═══ Input for this task ═══
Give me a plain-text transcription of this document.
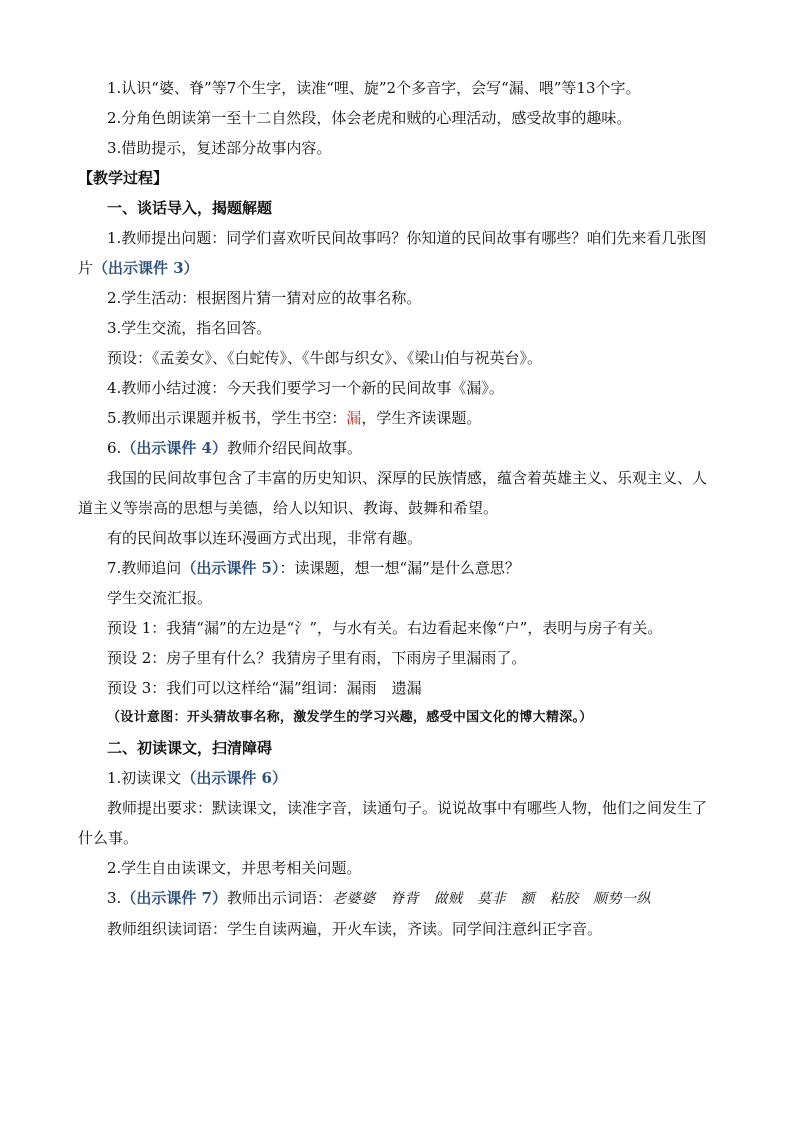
1.认识“婆、脊”等7个生字，读准“哩、旋”2个多音字，会写“漏、喂”等13个字。

2.分角色朗读第一至十二自然段，体会老虎和贼的心理活动，感受故事的趣味。

3.借助提示，复述部分故事内容。

【教学过程】

一、谈话导入，揭题解题

1.教师提出问题：同学们喜欢听民间故事吗？你知道的民间故事有哪些？咱们先来看几张图片（出示课件 3）

2.学生活动：根据图片猜一猜对应的故事名称。

3.学生交流，指名回答。

预设：《孟姜女》、《白蛇传》、《牛郎与织女》、《梁山伯与祝英台》。

4.教师小结过渡：今天我们要学习一个新的民间故事《漏》。

5.教师出示课题并板书，学生书空：漏，学生齐读课题。

6.（出示课件 4）教师介绍民间故事。

我国的民间故事包含了丰富的历史知识、深厚的民族情感，蕴含着英雄主义、乐观主义、人道主义等崇高的思想与美德，给人以知识、教诲、鼓舞和希望。

有的民间故事以连环漫画方式出现，非常有趣。

7.教师追问（出示课件 5）：读课题，想一想“漏”是什么意思？

学生交流汇报。

预设 1：我猜“漏”的左边是“氵”，与水有关。右边看起来像“户”，表明与房子有关。

预设 2：房子里有什么？我猜房子里有雨，下雨房子里漏雨了。

预设 3：我们可以这样给“漏”组词：漏雨　遗漏

（设计意图：开头猜故事名称，激发学生的学习兴趣，感受中国文化的博大精深。）

二、初读课文，扫清障碍

1.初读课文（出示课件 6）

教师提出要求：默读课文，读准字音，读通句子。说说故事中有哪些人物，他们之间发生了什么事。

2.学生自由读课文，并思考相关问题。

3.（出示课件 7）教师出示词语：老婆婆　脊背　做贼　莫非　额　粘胶　顺势一纵

教师组织读词语：学生自读两遍，开火车读，齐读。同学间注意纠正字音。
═══
All of the data above should be quoted exactly, except for the pictures.

◆ **Solution to this problem**
Give me a plain-text transcription of this document.
1.认识“婆、脊”等7个生字，读准“哩、旋”2个多音字，会写“漏、喂”等13个字。

2.分角色朗读第一至十二自然段，体会老虎和贼的心理活动，感受故事的趣味。

3.借助提示，复述部分故事内容。

【教学过程】

一、谈话导入，揭题解题

1.教师提出问题：同学们喜欢听民间故事吗？你知道的民间故事有哪些？咱们先来看几张图片（出示课件 3）

2.学生活动：根据图片猜一猜对应的故事名称。

3.学生交流，指名回答。

预设：《孟姜女》、《白蛇传》、《牛郎与织女》、《梁山伯与祝英台》。

4.教师小结过渡：今天我们要学习一个新的民间故事《漏》。

5.教师出示课题并板书，学生书空：漏，学生齐读课题。

6.（出示课件 4）教师介绍民间故事。

我国的民间故事包含了丰富的历史知识、深厚的民族情感，蕴含着英雄主义、乐观主义、人道主义等崇高的思想与美德，给人以知识、教诲、鼓舞和希望。

有的民间故事以连环漫画方式出现，非常有趣。

7.教师追问（出示课件 5）：读课题，想一想“漏”是什么意思？

学生交流汇报。

预设 1：我猜“漏”的左边是“氵”，与水有关。右边看起来像“户”，表明与房子有关。

预设 2：房子里有什么？我猜房子里有雨，下雨房子里漏雨了。

预设 3：我们可以这样给“漏”组词：漏雨　遗漏

（设计意图：开头猜故事名称，激发学生的学习兴趣，感受中国文化的博大精深。）

二、初读课文，扫清障碍

1.初读课文（出示课件 6）

教师提出要求：默读课文，读准字音，读通句子。说说故事中有哪些人物，他们之间发生了什么事。

2.学生自由读课文，并思考相关问题。

3.（出示课件 7）教师出示词语：老婆婆　脊背　做贼　莫非　额　粘胶　顺势一纵

教师组织读词语：学生自读两遍，开火车读，齐读。同学间注意纠正字音。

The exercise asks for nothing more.